→ Stated exercise
Reproduce every record below exactly as written, but leave out any pictures.

## START

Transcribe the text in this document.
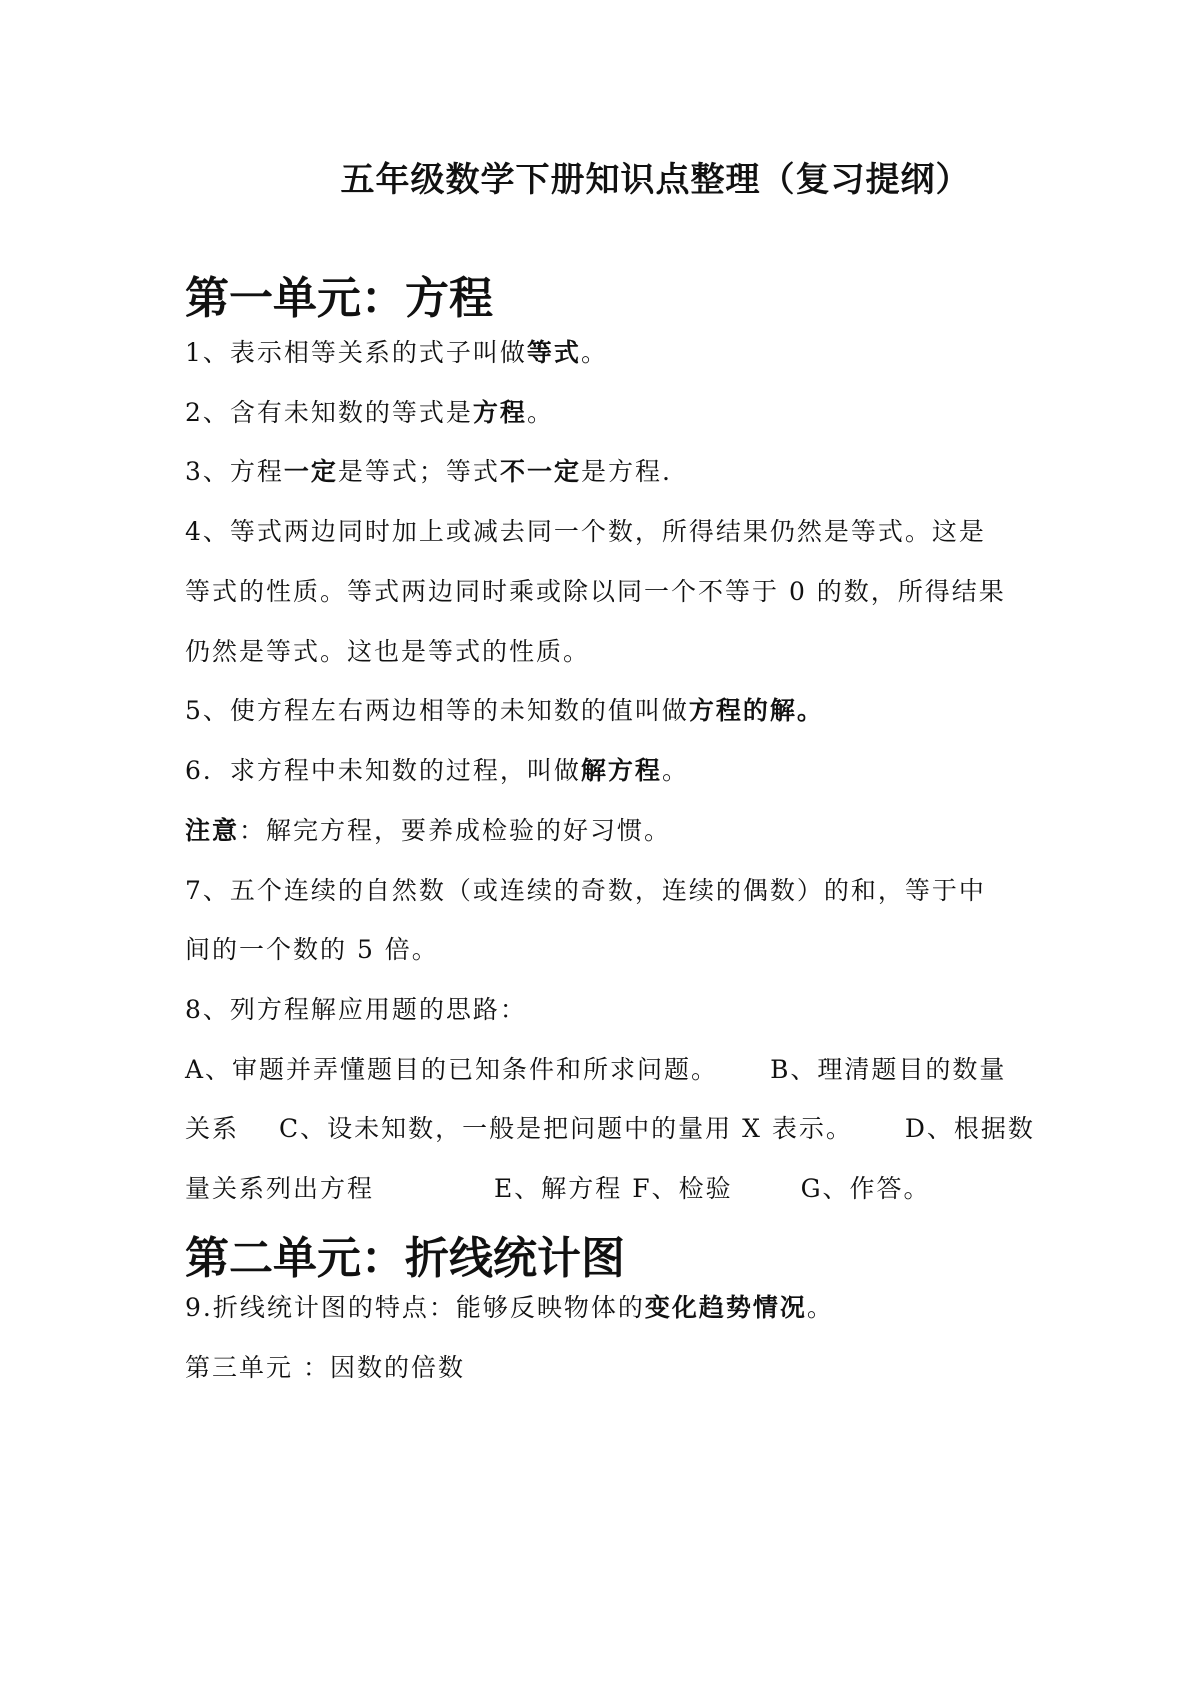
五年级数学下册知识点整理（复习提纲）
第一单元：方程
1、表示相等关系的式子叫做等式。
2、含有未知数的等式是方程。
3、方程一定是等式；等式不一定是方程.
4、等式两边同时加上或减去同一个数，所得结果仍然是等式。这是
等式的性质。等式两边同时乘或除以同一个不等于 0 的数，所得结果
仍然是等式。这也是等式的性质。
5、使方程左右两边相等的未知数的值叫做方程的解。
6．求方程中未知数的过程，叫做解方程。
注意：解完方程，要养成检验的好习惯。
7、五个连续的自然数（或连续的奇数，连续的偶数）的和，等于中
间的一个数的 5 倍。
8、列方程解应用题的思路：
A、审题并弄懂题目的已知条件和所求问题。 B、理清题目的数量
关系 C、设未知数，一般是把问题中的量用 X 表示。 D、根据数
量关系列出方程	E、解方程 F、检验	G、作答。
第二单元：折线统计图
9.折线统计图的特点：能够反映物体的变化趋势情况。
第三单元 ：因数的倍数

## END

→ Answer to this problem
Transcribe the text in this document.
五年级数学下册知识点整理（复习提纲）
第一单元：方程
1、表示相等关系的式子叫做等式。
2、含有未知数的等式是方程。
3、方程一定是等式；等式不一定是方程.
4、等式两边同时加上或减去同一个数，所得结果仍然是等式。这是
等式的性质。等式两边同时乘或除以同一个不等于 0 的数，所得结果
仍然是等式。这也是等式的性质。
5、使方程左右两边相等的未知数的值叫做方程的解。
6．求方程中未知数的过程，叫做解方程。
注意：解完方程，要养成检验的好习惯。
7、五个连续的自然数（或连续的奇数，连续的偶数）的和，等于中
间的一个数的 5 倍。
8、列方程解应用题的思路：
A、审题并弄懂题目的已知条件和所求问题。 B、理清题目的数量
关系 C、设未知数，一般是把问题中的量用 X 表示。 D、根据数
量关系列出方程	E、解方程 F、检验	G、作答。
第二单元：折线统计图
9.折线统计图的特点：能够反映物体的变化趋势情况。
第三单元 ：因数的倍数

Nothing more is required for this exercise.